*Work to do*
Send back the records in full, character for character.

— Start of Supplied information —

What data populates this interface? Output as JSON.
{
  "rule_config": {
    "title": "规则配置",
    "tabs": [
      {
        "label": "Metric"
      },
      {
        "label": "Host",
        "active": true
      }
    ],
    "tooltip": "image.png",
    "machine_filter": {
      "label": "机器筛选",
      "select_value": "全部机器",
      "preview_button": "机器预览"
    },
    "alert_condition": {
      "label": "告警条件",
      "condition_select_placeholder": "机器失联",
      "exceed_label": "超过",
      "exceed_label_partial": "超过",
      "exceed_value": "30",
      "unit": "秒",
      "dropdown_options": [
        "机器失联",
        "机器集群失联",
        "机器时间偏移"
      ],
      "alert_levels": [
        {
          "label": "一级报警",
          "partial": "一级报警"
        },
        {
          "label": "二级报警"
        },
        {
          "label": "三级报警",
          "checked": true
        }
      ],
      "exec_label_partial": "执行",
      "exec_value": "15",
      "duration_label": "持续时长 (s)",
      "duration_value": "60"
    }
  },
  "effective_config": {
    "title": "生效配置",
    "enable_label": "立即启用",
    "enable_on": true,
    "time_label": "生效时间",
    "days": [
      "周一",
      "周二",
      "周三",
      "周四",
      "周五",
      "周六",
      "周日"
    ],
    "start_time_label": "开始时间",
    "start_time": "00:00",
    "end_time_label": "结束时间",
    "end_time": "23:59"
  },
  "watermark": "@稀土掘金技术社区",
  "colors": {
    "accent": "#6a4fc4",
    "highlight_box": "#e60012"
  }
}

— End of Supplied information —

*Output of the exercise*
What data populates this interface? Output as JSON.
{
  "rule_config": {
    "title": "规则配置",
    "tabs": [
      {
        "label": "Metric"
      },
      {
        "label": "Host",
        "active": true
      }
    ],
    "tooltip": "image.png",
    "machine_filter": {
      "label": "机器筛选",
      "select_value": "全部机器",
      "preview_button": "机器预览"
    },
    "alert_condition": {
      "label": "告警条件",
      "condition_select_placeholder": "机器失联",
      "exceed_label": "超过",
      "exceed_label_partial": "超过",
      "exceed_value": "30",
      "unit": "秒",
      "dropdown_options": [
        "机器失联",
        "机器集群失联",
        "机器时间偏移"
      ],
      "alert_levels": [
        {
          "label": "一级报警",
          "partial": "一级报警"
        },
        {
          "label": "二级报警"
        },
        {
          "label": "三级报警",
          "checked": true
        }
      ],
      "exec_label_partial": "执行",
      "exec_value": "15",
      "duration_label": "持续时长 (s)",
      "duration_value": "60"
    }
  },
  "effective_config": {
    "title": "生效配置",
    "enable_label": "立即启用",
    "enable_on": true,
    "time_label": "生效时间",
    "days": [
      "周一",
      "周二",
      "周三",
      "周四",
      "周五",
      "周六",
      "周日"
    ],
    "start_time_label": "开始时间",
    "start_time": "00:00",
    "end_time_label": "结束时间",
    "end_time": "23:59"
  },
  "watermark": "@稀土掘金技术社区",
  "colors": {
    "accent": "#6a4fc4",
    "highlight_box": "#e60012"
  }
}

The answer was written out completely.